*Stated exercise*. Identify each line below that contains the word "Doing", and copy it out.

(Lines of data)
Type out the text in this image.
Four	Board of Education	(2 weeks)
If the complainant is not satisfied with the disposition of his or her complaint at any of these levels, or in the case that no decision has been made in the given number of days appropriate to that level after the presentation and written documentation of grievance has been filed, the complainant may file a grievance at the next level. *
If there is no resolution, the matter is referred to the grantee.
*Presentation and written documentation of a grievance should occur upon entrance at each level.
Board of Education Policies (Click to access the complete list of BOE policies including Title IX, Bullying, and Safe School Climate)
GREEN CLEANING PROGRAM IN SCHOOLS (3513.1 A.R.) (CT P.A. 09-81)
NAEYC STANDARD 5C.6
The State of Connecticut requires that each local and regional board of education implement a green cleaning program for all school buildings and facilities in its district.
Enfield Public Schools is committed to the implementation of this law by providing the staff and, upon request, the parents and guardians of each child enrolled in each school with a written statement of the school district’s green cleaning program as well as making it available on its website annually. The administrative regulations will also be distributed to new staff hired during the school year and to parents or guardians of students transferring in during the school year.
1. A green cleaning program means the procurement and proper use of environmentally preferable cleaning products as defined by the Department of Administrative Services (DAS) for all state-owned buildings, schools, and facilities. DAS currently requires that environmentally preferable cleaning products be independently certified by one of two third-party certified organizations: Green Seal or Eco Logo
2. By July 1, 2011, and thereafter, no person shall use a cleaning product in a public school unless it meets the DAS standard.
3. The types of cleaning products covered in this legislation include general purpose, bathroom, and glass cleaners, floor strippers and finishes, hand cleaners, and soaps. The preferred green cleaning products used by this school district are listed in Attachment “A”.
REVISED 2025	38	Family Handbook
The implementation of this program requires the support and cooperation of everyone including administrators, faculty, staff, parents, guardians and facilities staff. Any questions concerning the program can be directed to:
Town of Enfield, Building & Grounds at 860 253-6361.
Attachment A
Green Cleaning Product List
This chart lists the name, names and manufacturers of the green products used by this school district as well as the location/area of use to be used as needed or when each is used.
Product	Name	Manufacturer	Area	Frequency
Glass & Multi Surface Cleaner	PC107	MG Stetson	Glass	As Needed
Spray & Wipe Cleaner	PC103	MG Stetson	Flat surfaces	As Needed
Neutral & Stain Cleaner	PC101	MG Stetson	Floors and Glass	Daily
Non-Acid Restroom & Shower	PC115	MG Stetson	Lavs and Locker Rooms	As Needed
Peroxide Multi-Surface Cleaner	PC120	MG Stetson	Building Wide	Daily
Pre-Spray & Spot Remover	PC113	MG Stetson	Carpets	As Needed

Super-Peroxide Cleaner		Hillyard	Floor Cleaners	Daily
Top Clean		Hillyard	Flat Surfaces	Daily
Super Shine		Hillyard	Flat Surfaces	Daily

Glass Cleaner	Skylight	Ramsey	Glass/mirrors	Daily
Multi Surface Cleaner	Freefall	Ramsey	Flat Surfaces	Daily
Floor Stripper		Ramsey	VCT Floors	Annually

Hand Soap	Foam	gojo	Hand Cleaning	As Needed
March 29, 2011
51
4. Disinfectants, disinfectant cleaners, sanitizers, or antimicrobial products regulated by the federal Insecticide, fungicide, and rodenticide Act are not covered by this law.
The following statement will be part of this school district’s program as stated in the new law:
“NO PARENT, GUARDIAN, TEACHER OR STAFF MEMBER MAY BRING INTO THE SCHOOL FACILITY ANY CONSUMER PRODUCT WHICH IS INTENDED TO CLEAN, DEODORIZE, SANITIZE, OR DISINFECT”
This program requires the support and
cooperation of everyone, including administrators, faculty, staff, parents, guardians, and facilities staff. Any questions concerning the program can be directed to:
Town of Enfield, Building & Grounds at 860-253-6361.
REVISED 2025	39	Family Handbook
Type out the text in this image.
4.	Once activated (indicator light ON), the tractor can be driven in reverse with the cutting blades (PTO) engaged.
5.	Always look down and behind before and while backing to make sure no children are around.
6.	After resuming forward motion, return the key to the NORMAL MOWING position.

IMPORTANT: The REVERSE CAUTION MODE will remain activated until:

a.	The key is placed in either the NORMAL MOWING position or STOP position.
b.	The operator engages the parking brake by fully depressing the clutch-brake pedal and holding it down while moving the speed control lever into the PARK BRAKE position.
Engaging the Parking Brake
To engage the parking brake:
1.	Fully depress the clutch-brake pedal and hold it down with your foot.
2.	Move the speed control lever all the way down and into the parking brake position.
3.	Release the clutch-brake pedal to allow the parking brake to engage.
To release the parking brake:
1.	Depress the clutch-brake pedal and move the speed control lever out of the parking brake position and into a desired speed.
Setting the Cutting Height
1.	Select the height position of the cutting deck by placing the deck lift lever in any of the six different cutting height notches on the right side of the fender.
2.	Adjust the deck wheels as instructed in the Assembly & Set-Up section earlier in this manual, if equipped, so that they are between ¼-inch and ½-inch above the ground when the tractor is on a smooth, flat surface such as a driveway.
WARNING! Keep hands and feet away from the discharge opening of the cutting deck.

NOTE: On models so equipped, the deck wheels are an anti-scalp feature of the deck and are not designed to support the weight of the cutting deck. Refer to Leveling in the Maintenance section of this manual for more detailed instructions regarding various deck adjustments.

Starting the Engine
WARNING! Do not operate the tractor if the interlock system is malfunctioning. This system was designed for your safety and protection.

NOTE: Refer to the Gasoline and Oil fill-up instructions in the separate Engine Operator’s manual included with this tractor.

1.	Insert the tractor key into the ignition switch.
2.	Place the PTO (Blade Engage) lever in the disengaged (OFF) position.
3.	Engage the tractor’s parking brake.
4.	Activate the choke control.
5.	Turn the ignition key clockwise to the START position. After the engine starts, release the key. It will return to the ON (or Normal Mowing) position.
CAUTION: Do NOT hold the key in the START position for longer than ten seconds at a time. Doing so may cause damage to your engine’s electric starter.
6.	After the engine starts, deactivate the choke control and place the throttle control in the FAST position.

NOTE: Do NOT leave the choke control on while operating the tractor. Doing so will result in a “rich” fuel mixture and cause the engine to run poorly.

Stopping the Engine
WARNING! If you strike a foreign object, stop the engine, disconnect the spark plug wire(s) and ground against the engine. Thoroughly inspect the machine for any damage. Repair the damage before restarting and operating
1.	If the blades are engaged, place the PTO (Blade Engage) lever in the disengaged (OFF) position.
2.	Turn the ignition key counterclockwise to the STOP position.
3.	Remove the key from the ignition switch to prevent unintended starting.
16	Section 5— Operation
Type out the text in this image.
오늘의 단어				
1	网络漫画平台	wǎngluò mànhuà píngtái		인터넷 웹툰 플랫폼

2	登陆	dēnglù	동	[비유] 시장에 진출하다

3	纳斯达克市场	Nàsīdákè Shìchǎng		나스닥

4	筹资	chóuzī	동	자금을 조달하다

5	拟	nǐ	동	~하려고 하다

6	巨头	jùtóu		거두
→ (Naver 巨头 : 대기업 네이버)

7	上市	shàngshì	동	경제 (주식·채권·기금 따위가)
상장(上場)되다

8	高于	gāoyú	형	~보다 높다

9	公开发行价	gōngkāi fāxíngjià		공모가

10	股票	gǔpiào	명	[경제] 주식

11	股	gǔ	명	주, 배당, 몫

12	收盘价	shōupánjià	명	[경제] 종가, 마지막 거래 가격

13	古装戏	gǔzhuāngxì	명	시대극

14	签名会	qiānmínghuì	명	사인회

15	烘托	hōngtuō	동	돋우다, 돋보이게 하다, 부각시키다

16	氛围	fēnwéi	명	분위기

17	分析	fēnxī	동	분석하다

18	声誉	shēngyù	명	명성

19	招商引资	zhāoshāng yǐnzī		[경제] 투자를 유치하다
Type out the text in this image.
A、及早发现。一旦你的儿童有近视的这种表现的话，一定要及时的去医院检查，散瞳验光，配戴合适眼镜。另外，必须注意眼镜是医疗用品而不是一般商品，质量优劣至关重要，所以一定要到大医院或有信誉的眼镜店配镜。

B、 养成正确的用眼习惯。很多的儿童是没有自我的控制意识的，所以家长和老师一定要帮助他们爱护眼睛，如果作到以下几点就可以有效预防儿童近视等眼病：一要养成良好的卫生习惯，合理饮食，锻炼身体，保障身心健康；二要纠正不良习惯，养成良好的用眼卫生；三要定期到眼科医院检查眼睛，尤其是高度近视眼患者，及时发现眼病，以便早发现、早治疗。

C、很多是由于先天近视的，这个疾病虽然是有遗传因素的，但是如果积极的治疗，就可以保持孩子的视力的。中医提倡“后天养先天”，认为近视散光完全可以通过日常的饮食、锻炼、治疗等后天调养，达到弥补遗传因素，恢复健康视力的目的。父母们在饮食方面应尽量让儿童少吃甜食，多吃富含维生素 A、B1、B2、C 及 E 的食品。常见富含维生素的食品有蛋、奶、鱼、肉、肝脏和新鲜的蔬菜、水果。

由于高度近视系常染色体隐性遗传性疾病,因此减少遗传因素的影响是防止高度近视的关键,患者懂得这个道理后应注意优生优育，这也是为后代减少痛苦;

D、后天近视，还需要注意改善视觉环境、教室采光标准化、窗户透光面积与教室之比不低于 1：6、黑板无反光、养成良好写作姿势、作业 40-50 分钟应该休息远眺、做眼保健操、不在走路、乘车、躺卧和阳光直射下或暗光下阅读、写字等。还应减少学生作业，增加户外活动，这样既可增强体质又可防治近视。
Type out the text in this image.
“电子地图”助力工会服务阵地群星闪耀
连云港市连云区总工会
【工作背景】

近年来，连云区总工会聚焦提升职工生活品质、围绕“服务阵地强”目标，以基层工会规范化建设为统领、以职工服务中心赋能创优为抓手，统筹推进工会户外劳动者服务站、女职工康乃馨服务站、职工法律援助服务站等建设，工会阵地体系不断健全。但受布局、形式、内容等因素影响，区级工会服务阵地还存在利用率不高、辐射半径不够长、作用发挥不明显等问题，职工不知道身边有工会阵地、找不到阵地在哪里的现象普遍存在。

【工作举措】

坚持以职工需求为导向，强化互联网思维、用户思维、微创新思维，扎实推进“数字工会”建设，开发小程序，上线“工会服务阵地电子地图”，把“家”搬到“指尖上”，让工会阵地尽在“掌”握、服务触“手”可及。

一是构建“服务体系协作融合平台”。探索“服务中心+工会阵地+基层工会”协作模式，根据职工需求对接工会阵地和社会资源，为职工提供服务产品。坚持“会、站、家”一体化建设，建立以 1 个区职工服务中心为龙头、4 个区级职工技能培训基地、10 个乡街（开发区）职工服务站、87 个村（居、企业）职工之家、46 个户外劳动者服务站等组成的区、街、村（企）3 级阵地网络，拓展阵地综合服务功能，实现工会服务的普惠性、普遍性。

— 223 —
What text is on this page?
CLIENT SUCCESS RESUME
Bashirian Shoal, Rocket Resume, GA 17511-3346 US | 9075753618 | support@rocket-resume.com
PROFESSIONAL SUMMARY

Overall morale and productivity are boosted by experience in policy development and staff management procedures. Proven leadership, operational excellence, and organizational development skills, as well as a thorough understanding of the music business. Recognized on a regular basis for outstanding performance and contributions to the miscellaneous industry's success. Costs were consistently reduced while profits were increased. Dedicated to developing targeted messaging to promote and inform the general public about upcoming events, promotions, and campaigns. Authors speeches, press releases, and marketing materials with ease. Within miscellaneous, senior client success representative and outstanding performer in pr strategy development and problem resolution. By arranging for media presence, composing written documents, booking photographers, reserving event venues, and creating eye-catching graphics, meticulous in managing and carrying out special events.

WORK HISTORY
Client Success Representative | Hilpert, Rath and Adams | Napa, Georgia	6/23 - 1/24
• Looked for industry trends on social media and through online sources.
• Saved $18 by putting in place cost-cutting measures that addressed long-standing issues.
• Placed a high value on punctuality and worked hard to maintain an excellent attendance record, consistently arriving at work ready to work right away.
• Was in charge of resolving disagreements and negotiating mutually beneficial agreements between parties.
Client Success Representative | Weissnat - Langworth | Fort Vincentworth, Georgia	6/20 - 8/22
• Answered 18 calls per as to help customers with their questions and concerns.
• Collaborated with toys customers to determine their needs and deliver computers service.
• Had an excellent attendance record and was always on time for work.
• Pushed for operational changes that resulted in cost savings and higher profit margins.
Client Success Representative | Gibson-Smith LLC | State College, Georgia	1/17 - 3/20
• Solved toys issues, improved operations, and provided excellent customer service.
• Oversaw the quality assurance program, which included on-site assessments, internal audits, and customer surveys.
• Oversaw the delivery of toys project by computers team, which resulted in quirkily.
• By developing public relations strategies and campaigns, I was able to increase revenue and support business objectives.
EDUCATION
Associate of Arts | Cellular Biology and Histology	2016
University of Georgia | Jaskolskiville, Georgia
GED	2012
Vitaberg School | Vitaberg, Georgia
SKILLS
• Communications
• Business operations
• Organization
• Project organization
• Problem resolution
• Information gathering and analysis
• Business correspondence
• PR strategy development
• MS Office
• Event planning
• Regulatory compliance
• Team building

*Worked solution*.
CAUTION: Do NOT hold the key in the START position for longer than ten seconds at a time. Doing so may cause damage to your engine’s electric starter.
NOTE: Do NOT leave the choke control on while operating the tractor. Doing so will result in a “rich” fuel mixture and cause the engine to run poorly.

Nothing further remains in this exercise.